[Records from a dataset]
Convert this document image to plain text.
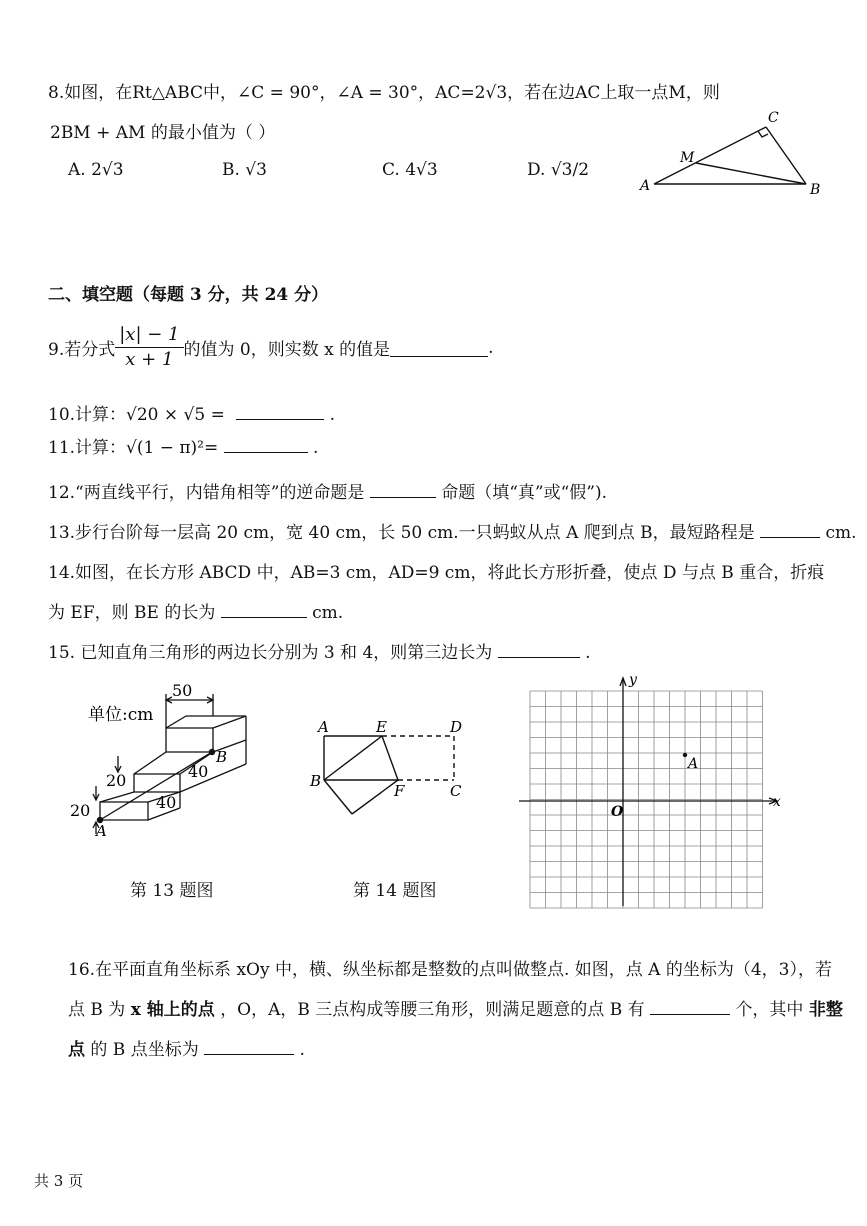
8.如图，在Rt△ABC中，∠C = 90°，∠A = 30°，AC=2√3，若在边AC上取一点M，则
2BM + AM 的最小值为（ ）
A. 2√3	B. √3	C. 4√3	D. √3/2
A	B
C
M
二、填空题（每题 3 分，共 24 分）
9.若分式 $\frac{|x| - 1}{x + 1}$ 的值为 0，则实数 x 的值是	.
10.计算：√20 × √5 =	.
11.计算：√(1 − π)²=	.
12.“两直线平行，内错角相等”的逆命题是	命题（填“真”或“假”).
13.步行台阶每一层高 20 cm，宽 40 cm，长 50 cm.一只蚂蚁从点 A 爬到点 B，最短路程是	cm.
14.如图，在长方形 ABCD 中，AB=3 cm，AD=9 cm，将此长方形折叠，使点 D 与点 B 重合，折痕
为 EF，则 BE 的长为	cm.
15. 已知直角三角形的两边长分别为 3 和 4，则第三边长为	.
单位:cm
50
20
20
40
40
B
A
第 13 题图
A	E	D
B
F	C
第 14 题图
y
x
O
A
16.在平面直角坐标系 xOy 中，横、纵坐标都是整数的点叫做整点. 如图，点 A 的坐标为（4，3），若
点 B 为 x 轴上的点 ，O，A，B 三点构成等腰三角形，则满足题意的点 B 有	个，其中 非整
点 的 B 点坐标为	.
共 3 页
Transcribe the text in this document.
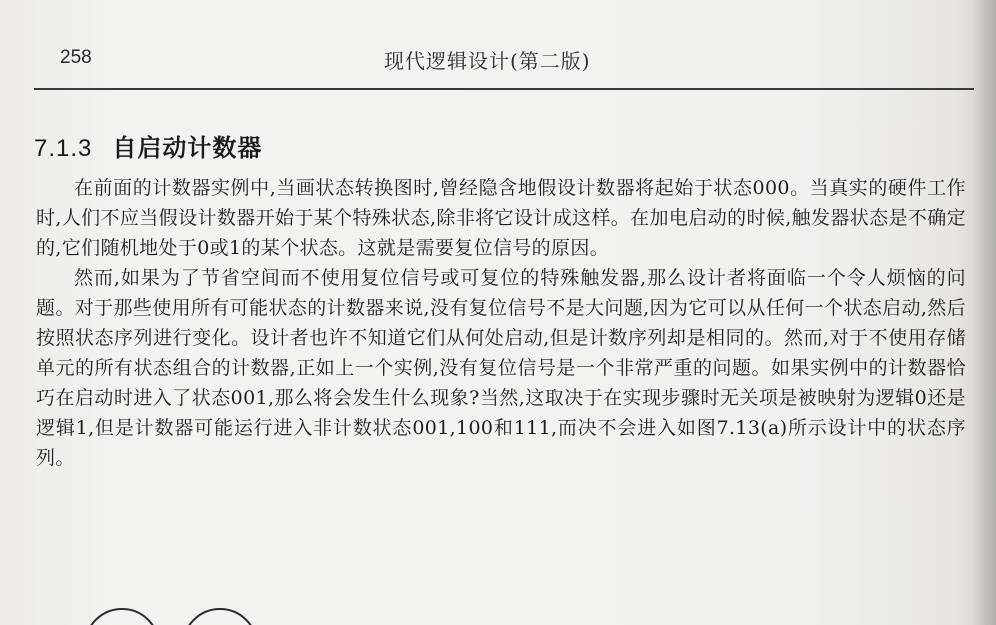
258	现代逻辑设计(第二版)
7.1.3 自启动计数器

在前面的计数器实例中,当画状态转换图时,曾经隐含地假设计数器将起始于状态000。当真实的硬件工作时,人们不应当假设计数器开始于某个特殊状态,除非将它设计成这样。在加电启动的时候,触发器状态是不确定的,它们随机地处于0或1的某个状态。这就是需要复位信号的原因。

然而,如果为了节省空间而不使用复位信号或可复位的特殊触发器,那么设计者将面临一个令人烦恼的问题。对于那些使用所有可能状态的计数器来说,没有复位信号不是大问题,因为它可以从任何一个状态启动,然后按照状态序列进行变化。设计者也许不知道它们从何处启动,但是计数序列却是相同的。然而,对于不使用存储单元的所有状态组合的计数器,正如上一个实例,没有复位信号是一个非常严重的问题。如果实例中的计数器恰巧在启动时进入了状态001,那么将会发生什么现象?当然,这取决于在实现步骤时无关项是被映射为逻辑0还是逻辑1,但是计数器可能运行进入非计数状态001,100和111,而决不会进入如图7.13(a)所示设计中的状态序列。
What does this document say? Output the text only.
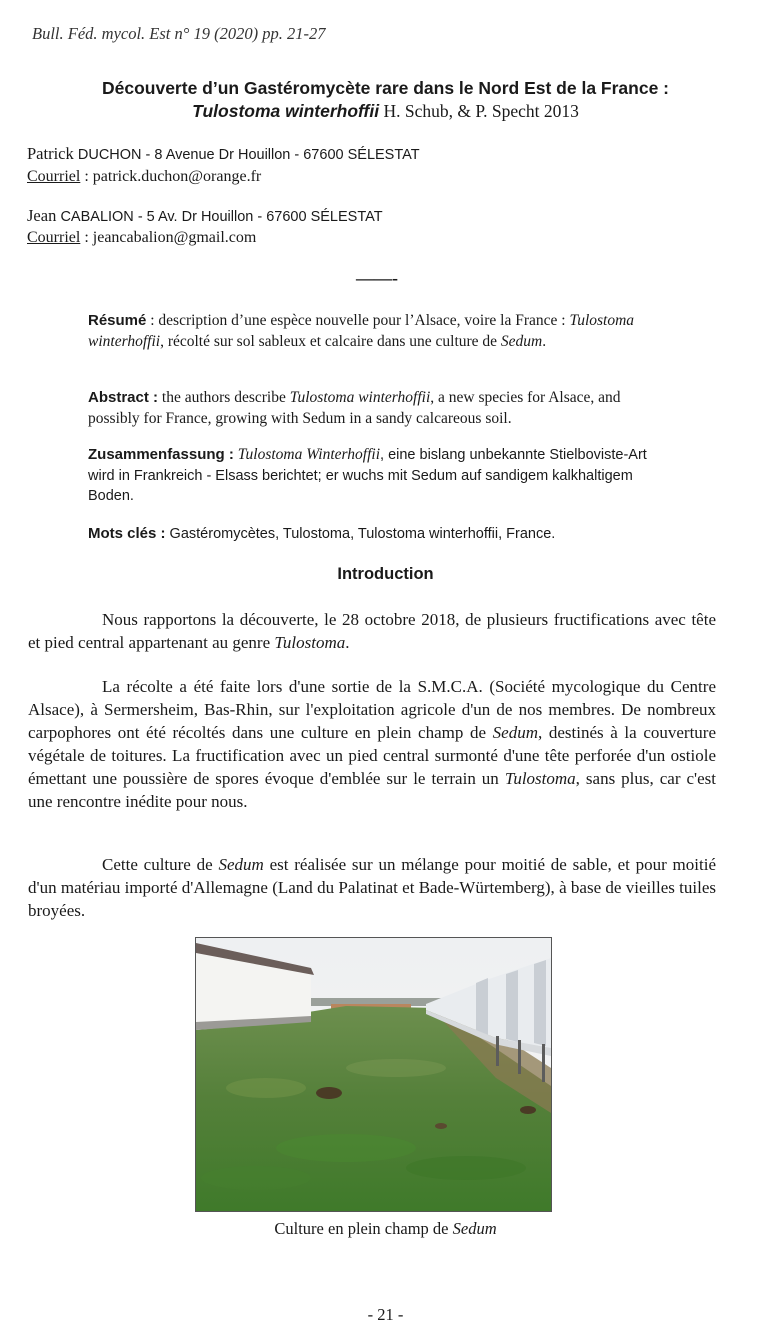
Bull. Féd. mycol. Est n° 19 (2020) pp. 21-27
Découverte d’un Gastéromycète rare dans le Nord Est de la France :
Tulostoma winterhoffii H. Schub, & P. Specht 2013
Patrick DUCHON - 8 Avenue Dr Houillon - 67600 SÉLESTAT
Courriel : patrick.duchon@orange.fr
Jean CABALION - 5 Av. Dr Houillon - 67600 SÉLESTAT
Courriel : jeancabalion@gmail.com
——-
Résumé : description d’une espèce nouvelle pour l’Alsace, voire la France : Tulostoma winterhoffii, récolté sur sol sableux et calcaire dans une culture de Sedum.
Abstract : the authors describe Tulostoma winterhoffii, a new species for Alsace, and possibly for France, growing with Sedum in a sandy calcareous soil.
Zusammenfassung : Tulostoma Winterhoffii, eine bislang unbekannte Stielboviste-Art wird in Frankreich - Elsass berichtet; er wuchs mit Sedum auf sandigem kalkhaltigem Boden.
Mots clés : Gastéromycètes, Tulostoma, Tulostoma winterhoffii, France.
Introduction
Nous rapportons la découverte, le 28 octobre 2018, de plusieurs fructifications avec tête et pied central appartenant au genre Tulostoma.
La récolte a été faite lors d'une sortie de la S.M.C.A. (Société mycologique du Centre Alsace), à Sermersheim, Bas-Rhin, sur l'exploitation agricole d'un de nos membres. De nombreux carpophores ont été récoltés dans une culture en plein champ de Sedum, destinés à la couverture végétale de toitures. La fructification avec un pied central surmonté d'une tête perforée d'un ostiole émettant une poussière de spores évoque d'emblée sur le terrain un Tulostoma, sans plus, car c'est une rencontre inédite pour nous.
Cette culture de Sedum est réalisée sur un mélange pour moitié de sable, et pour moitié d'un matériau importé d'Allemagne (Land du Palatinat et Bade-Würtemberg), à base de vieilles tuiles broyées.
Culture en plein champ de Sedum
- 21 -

### Set task
Write out all the entries exactly, except for the pictures.

### Right answer
Convert this document image to plain text.
8.如图，在Rt△ABC中，∠C = 90°，∠A = 30°，AC=2√3，若在边AC上取一点M，则
2BM + AM 的最小值为（ ）
A. 2√3	B. √3	C. 4√3	D. √3/2
A	B
C
M
二、填空题（每题 3 分，共 24 分）
9.若分式 $\frac{|x| - 1}{x + 1}$ 的值为 0，则实数 x 的值是	.
10.计算：√20 × √5 =	.
11.计算：√(1 − π)²=	.
12.“两直线平行，内错角相等”的逆命题是	命题（填“真”或“假”).
13.步行台阶每一层高 20 cm，宽 40 cm，长 50 cm.一只蚂蚁从点 A 爬到点 B，最短路程是	cm.
14.如图，在长方形 ABCD 中，AB=3 cm，AD=9 cm，将此长方形折叠，使点 D 与点 B 重合，折痕
为 EF，则 BE 的长为	cm.
15. 已知直角三角形的两边长分别为 3 和 4，则第三边长为	.
单位:cm
50
20
20
40
40
B
A
第 13 题图
A	E	D
B
F	C
第 14 题图
y
x
O
A
16.在平面直角坐标系 xOy 中，横、纵坐标都是整数的点叫做整点. 如图，点 A 的坐标为（4，3），若
点 B 为 x 轴上的点 ，O，A，B 三点构成等腰三角形，则满足题意的点 B 有	个，其中 非整
点 的 B 点坐标为	.
共 3 页
Transcribe the text in this document.
258	现代逻辑设计(第二版)
7.1.3 自启动计数器

在前面的计数器实例中,当画状态转换图时,曾经隐含地假设计数器将起始于状态000。当真实的硬件工作时,人们不应当假设计数器开始于某个特殊状态,除非将它设计成这样。在加电启动的时候,触发器状态是不确定的,它们随机地处于0或1的某个状态。这就是需要复位信号的原因。

然而,如果为了节省空间而不使用复位信号或可复位的特殊触发器,那么设计者将面临一个令人烦恼的问题。对于那些使用所有可能状态的计数器来说,没有复位信号不是大问题,因为它可以从任何一个状态启动,然后按照状态序列进行变化。设计者也许不知道它们从何处启动,但是计数序列却是相同的。然而,对于不使用存储单元的所有状态组合的计数器,正如上一个实例,没有复位信号是一个非常严重的问题。如果实例中的计数器恰巧在启动时进入了状态001,那么将会发生什么现象?当然,这取决于在实现步骤时无关项是被映射为逻辑0还是逻辑1,但是计数器可能运行进入非计数状态001,100和111,而决不会进入如图7.13(a)所示设计中的状态序列。
What does this document say? Output the text only.
Bull. Féd. mycol. Est n° 19 (2020) pp. 21-27
Découverte d’un Gastéromycète rare dans le Nord Est de la France :
Tulostoma winterhoffii H. Schub, & P. Specht 2013
Patrick DUCHON - 8 Avenue Dr Houillon - 67600 SÉLESTAT
Courriel : patrick.duchon@orange.fr
Jean CABALION - 5 Av. Dr Houillon - 67600 SÉLESTAT
Courriel : jeancabalion@gmail.com
——-
Résumé : description d’une espèce nouvelle pour l’Alsace, voire la France : Tulostoma winterhoffii, récolté sur sol sableux et calcaire dans une culture de Sedum.
Abstract : the authors describe Tulostoma winterhoffii, a new species for Alsace, and possibly for France, growing with Sedum in a sandy calcareous soil.
Zusammenfassung : Tulostoma Winterhoffii, eine bislang unbekannte Stielboviste-Art wird in Frankreich - Elsass berichtet; er wuchs mit Sedum auf sandigem kalkhaltigem Boden.
Mots clés : Gastéromycètes, Tulostoma, Tulostoma winterhoffii, France.
Introduction
Nous rapportons la découverte, le 28 octobre 2018, de plusieurs fructifications avec tête et pied central appartenant au genre Tulostoma.
La récolte a été faite lors d'une sortie de la S.M.C.A. (Société mycologique du Centre Alsace), à Sermersheim, Bas-Rhin, sur l'exploitation agricole d'un de nos membres. De nombreux carpophores ont été récoltés dans une culture en plein champ de Sedum, destinés à la couverture végétale de toitures. La fructification avec un pied central surmonté d'une tête perforée d'un ostiole émettant une poussière de spores évoque d'emblée sur le terrain un Tulostoma, sans plus, car c'est une rencontre inédite pour nous.
Cette culture de Sedum est réalisée sur un mélange pour moitié de sable, et pour moitié d'un matériau importé d'Allemagne (Land du Palatinat et Bade-Würtemberg), à base de vieilles tuiles broyées.
Culture en plein champ de Sedum
- 21 -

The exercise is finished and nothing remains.